## TASK PROMPT
Examine each line of the data. Copy those that contain the string "JSON".

#####

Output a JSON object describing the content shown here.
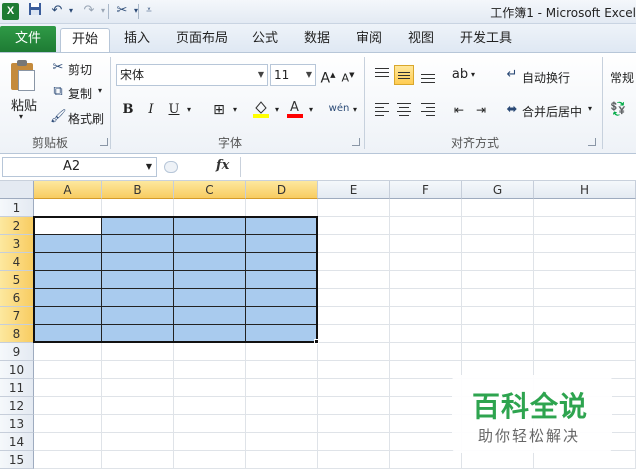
{
  "window": {
    "title": "工作簿1 - Microsoft Excel"
  },
  "quick_access": {
    "icons": [
      "excel-logo-icon",
      "save-icon",
      "undo-icon",
      "redo-icon",
      "tools-icon",
      "customize-icon"
    ]
  },
  "tabs": [
    {
      "label": "文件"
    },
    {
      "label": "开始"
    },
    {
      "label": "插入"
    },
    {
      "label": "页面布局"
    },
    {
      "label": "公式"
    },
    {
      "label": "数据"
    },
    {
      "label": "审阅"
    },
    {
      "label": "视图"
    },
    {
      "label": "开发工具"
    }
  ],
  "ribbon": {
    "clipboard": {
      "paste": "粘贴",
      "cut": "剪切",
      "copy": "复制",
      "format_painter": "格式刷",
      "group": "剪贴板"
    },
    "font": {
      "font_name": "宋体",
      "font_size": "11",
      "bold": "B",
      "italic": "I",
      "underline": "U",
      "group": "字体",
      "fill_color": "#ffff00",
      "font_color": "#ff0000"
    },
    "alignment": {
      "wrap_text": "自动换行",
      "merge_center": "合并后居中",
      "group": "对齐方式"
    },
    "number": {
      "format": "常规"
    }
  },
  "formula_bar": {
    "name_box": "A2",
    "fx": "fx",
    "formula": ""
  },
  "grid": {
    "columns": [
      "A",
      "B",
      "C",
      "D",
      "E",
      "F",
      "G",
      "H"
    ],
    "rows": [
      "1",
      "2",
      "3",
      "4",
      "5",
      "6",
      "7",
      "8",
      "9",
      "10",
      "11",
      "12",
      "13",
      "14",
      "15"
    ],
    "selected_columns": [
      "A",
      "B",
      "C",
      "D"
    ],
    "selected_rows": [
      "2",
      "3",
      "4",
      "5",
      "6",
      "7",
      "8"
    ],
    "selection": "A2:D8",
    "active_cell": "A2",
    "highlight_color": "#a9cbee"
  },
  "watermark": {
    "title": "百科全说",
    "subtitle": "助你轻松解决"
  }
}
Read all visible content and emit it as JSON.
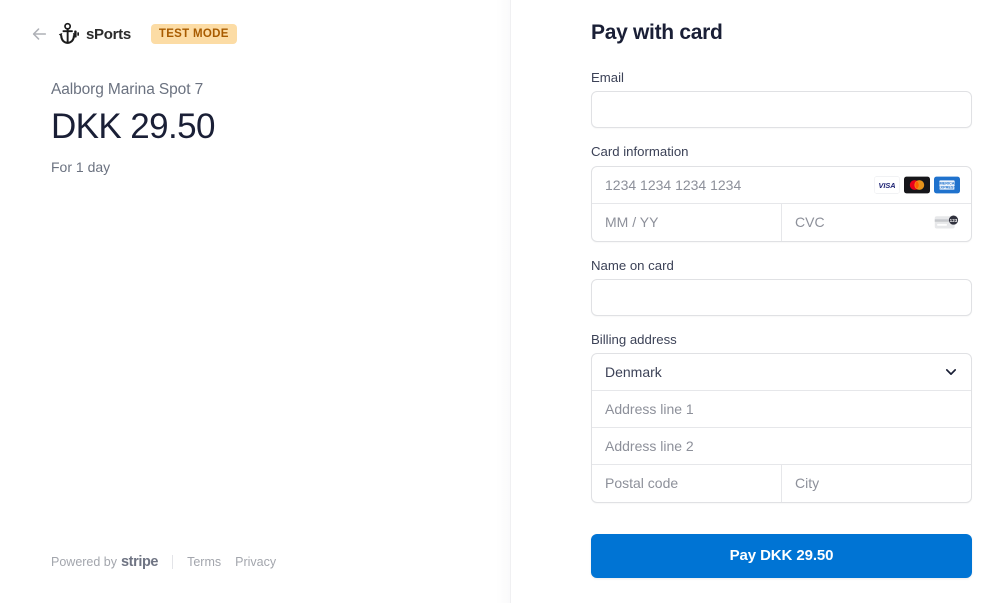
{
  "merchant": {
    "back_label": "Back",
    "logo_text": "sPorts",
    "logo_icon": "anchor-icon",
    "test_badge": "TEST MODE"
  },
  "product": {
    "name": "Aalborg Marina Spot 7",
    "amount": "DKK 29.50",
    "interval": "For 1 day"
  },
  "footer": {
    "powered_by": "Powered by",
    "stripe": "stripe",
    "terms": "Terms",
    "privacy": "Privacy"
  },
  "form": {
    "title": "Pay with card",
    "email": {
      "label": "Email",
      "value": "",
      "placeholder": ""
    },
    "card": {
      "label": "Card information",
      "number_placeholder": "1234 1234 1234 1234",
      "number_value": "",
      "expiry_placeholder": "MM / YY",
      "expiry_value": "",
      "cvc_placeholder": "CVC",
      "cvc_value": "",
      "brands": [
        "visa",
        "mastercard",
        "amex"
      ],
      "cvc_icon": "cvc-card-icon"
    },
    "name_on_card": {
      "label": "Name on card",
      "value": "",
      "placeholder": ""
    },
    "billing": {
      "label": "Billing address",
      "country_value": "Denmark",
      "country_icon": "chevron-down-icon",
      "address1_placeholder": "Address line 1",
      "address1_value": "",
      "address2_placeholder": "Address line 2",
      "address2_value": "",
      "postal_placeholder": "Postal code",
      "postal_value": "",
      "city_placeholder": "City",
      "city_value": ""
    },
    "submit_label": "Pay DKK 29.50"
  },
  "colors": {
    "accent": "#0074d4",
    "badge_bg": "#fcdca5",
    "badge_text": "#a85b00",
    "heading": "#1a1f36",
    "muted": "#6b7280"
  }
}
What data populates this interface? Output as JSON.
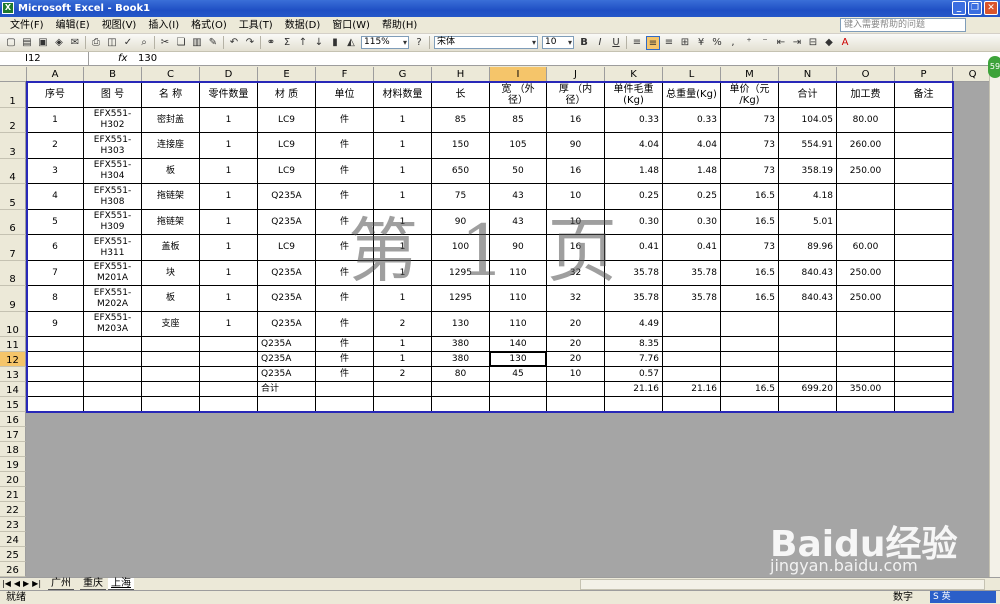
{
  "window": {
    "title": "Microsoft Excel - Book1"
  },
  "menu": {
    "items": [
      "文件(F)",
      "编辑(E)",
      "视图(V)",
      "插入(I)",
      "格式(O)",
      "工具(T)",
      "数据(D)",
      "窗口(W)",
      "帮助(H)"
    ],
    "help_placeholder": "键入需要帮助的问题"
  },
  "toolbar": {
    "zoom": "115%",
    "font": "宋体",
    "size": "10"
  },
  "formula_bar": {
    "cell_ref": "I12",
    "fx": "fx",
    "value": "130"
  },
  "columns": [
    "A",
    "B",
    "C",
    "D",
    "E",
    "F",
    "G",
    "H",
    "I",
    "J",
    "K",
    "L",
    "M",
    "N",
    "O",
    "P",
    "Q"
  ],
  "selected_column": "I",
  "rows": [
    "1",
    "2",
    "3",
    "4",
    "5",
    "6",
    "7",
    "8",
    "9",
    "10",
    "11",
    "12",
    "13",
    "14",
    "15",
    "16",
    "17",
    "18",
    "19",
    "20",
    "21",
    "22",
    "23",
    "24",
    "25",
    "26"
  ],
  "selected_row": "12",
  "table": {
    "headers": [
      "序号",
      "图 号",
      "名 称",
      "零件数量",
      "材 质",
      "单位",
      "材料数量",
      "长",
      "宽  （外\n径）",
      "厚  （内\n径）",
      "单件毛重\n(Kg)",
      "总重量(Kg)",
      "单价（元\n/Kg)",
      "合计",
      "加工费",
      "备注"
    ],
    "rows": [
      [
        "1",
        "EFX551-\nH302",
        "密封盖",
        "1",
        "LC9",
        "件",
        "1",
        "85",
        "85",
        "16",
        "0.33",
        "0.33",
        "73",
        "104.05",
        "80.00",
        ""
      ],
      [
        "2",
        "EFX551-\nH303",
        "连接座",
        "1",
        "LC9",
        "件",
        "1",
        "150",
        "105",
        "90",
        "4.04",
        "4.04",
        "73",
        "554.91",
        "260.00",
        ""
      ],
      [
        "3",
        "EFX551-\nH304",
        "板",
        "1",
        "LC9",
        "件",
        "1",
        "650",
        "50",
        "16",
        "1.48",
        "1.48",
        "73",
        "358.19",
        "250.00",
        ""
      ],
      [
        "4",
        "EFX551-\nH308",
        "拖链架",
        "1",
        "Q235A",
        "件",
        "1",
        "75",
        "43",
        "10",
        "0.25",
        "0.25",
        "16.5",
        "4.18",
        "",
        ""
      ],
      [
        "5",
        "EFX551-\nH309",
        "拖链架",
        "1",
        "Q235A",
        "件",
        "1",
        "90",
        "43",
        "10",
        "0.30",
        "0.30",
        "16.5",
        "5.01",
        "",
        ""
      ],
      [
        "6",
        "EFX551-\nH311",
        "盖板",
        "1",
        "LC9",
        "件",
        "1",
        "100",
        "90",
        "16",
        "0.41",
        "0.41",
        "73",
        "89.96",
        "60.00",
        ""
      ],
      [
        "7",
        "EFX551-\nM201A",
        "块",
        "1",
        "Q235A",
        "件",
        "1",
        "1295",
        "110",
        "32",
        "35.78",
        "35.78",
        "16.5",
        "840.43",
        "250.00",
        ""
      ],
      [
        "8",
        "EFX551-\nM202A",
        "板",
        "1",
        "Q235A",
        "件",
        "1",
        "1295",
        "110",
        "32",
        "35.78",
        "35.78",
        "16.5",
        "840.43",
        "250.00",
        ""
      ],
      [
        "9",
        "EFX551-\nM203A",
        "支座",
        "1",
        "Q235A",
        "件",
        "2",
        "130",
        "110",
        "20",
        "4.49",
        "",
        "",
        "",
        "",
        ""
      ],
      [
        "",
        "",
        "",
        "",
        "Q235A",
        "件",
        "1",
        "380",
        "140",
        "20",
        "8.35",
        "",
        "",
        "",
        "",
        ""
      ],
      [
        "",
        "",
        "",
        "",
        "Q235A",
        "件",
        "1",
        "380",
        "130",
        "20",
        "7.76",
        "",
        "",
        "",
        "",
        ""
      ],
      [
        "",
        "",
        "",
        "",
        "Q235A",
        "件",
        "2",
        "80",
        "45",
        "10",
        "0.57",
        "",
        "",
        "",
        "",
        ""
      ],
      [
        "",
        "",
        "",
        "",
        "合计",
        "",
        "",
        "",
        "",
        "",
        "21.16",
        "21.16",
        "16.5",
        "699.20",
        "350.00",
        ""
      ],
      [
        "",
        "",
        "",
        "",
        "",
        "",
        "",
        "",
        "",
        "",
        "",
        "",
        "",
        "",
        "",
        ""
      ]
    ]
  },
  "watermark": "第 1 页",
  "sheet_tabs": [
    "广州",
    "重庆",
    "上海"
  ],
  "active_tab": "上海",
  "status": {
    "ready": "就绪",
    "mode": "数字",
    "ime": "S 英"
  },
  "float_badge": "59",
  "site_watermark": {
    "brand": "Baidu经验",
    "url": "jingyan.baidu.com"
  }
}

#####

## TASK RESULT
Output a JSON object describing the content shown here.
Read all visible content and emit it as JSON.
What data populates this interface? Output as JSON.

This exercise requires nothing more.